• _Task brief_
Find every line of the listing below where "rintakipu" appears, and copy it.
──────
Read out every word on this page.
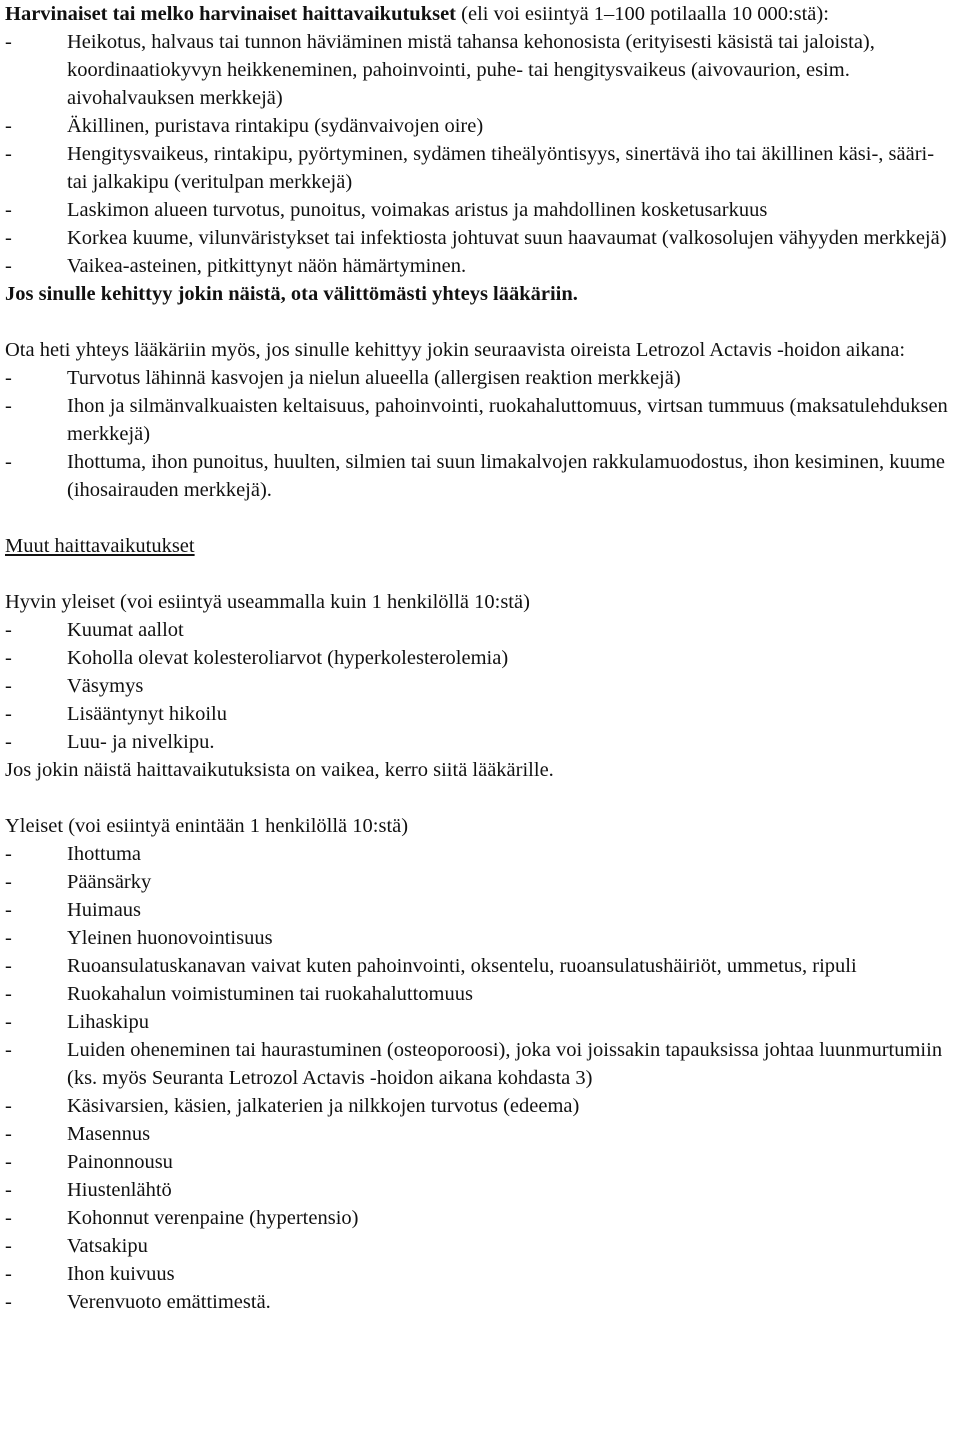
Harvinaiset tai melko harvinaiset haittavaikutukset (eli voi esiintyä 1–100 potilaalla 10 000:stä):

-	Heikotus, halvaus tai tunnon häviäminen mistä tahansa kehonosista (erityisesti käsistä tai jaloista), koordinaatiokyvyn heikkeneminen, pahoinvointi, puhe- tai hengitysvaikeus (aivovaurion, esim. aivohalvauksen merkkejä)

-	Äkillinen, puristava rintakipu (sydänvaivojen oire)

-	Hengitysvaikeus, rintakipu, pyörtyminen, sydämen tiheälyöntisyys, sinertävä iho tai äkillinen käsi-, sääri- tai jalkakipu (veritulpan merkkejä)

-	Laskimon alueen turvotus, punoitus, voimakas aristus ja mahdollinen kosketusarkuus

-	Korkea kuume, vilunväristykset tai infektiosta johtuvat suun haavaumat (valkosolujen vähyyden merkkejä)

-	Vaikea-asteinen, pitkittynyt näön hämärtyminen.

Jos sinulle kehittyy jokin näistä, ota välittömästi yhteys lääkäriin.

Ota heti yhteys lääkäriin myös, jos sinulle kehittyy jokin seuraavista oireista Letrozol Actavis -hoidon aikana:

-	Turvotus lähinnä kasvojen ja nielun alueella (allergisen reaktion merkkejä)

-	Ihon ja silmänvalkuaisten keltaisuus, pahoinvointi, ruokahaluttomuus, virtsan tummuus (maksatulehduksen merkkejä)

-	Ihottuma, ihon punoitus, huulten, silmien tai suun limakalvojen rakkulamuodostus, ihon kesiminen, kuume (ihosairauden merkkejä).

Muut haittavaikutukset

Hyvin yleiset (voi esiintyä useammalla kuin 1 henkilöllä 10:stä)

-	Kuumat aallot

-	Koholla olevat kolesteroliarvot (hyperkolesterolemia)

-	Väsymys

-	Lisääntynyt hikoilu

-	Luu- ja nivelkipu.

Jos jokin näistä haittavaikutuksista on vaikea, kerro siitä lääkärille.

Yleiset (voi esiintyä enintään 1 henkilöllä 10:stä)

-	Ihottuma

-	Päänsärky

-	Huimaus

-	Yleinen huonovointisuus

-	Ruoansulatuskanavan vaivat kuten pahoinvointi, oksentelu, ruoansulatushäiriöt, ummetus, ripuli

-	Ruokahalun voimistuminen tai ruokahaluttomuus

-	Lihaskipu

-	Luiden oheneminen tai haurastuminen (osteoporoosi), joka voi joissakin tapauksissa johtaa luunmurtumiin (ks. myös Seuranta Letrozol Actavis -hoidon aikana kohdasta 3)

-	Käsivarsien, käsien, jalkaterien ja nilkkojen turvotus (edeema)

-	Masennus

-	Painonnousu

-	Hiustenlähtö

-	Kohonnut verenpaine (hypertensio)

-	Vatsakipu

-	Ihon kuivuus

-	Verenvuoto emättimestä.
──────
• _Reply_
-	Äkillinen, puristava rintakipu (sydänvaivojen oire)
-	Hengitysvaikeus, rintakipu, pyörtyminen, sydämen tiheälyöntisyys, sinertävä iho tai äkillinen käsi-, sääri- tai jalkakipu (veritulpan merkkejä)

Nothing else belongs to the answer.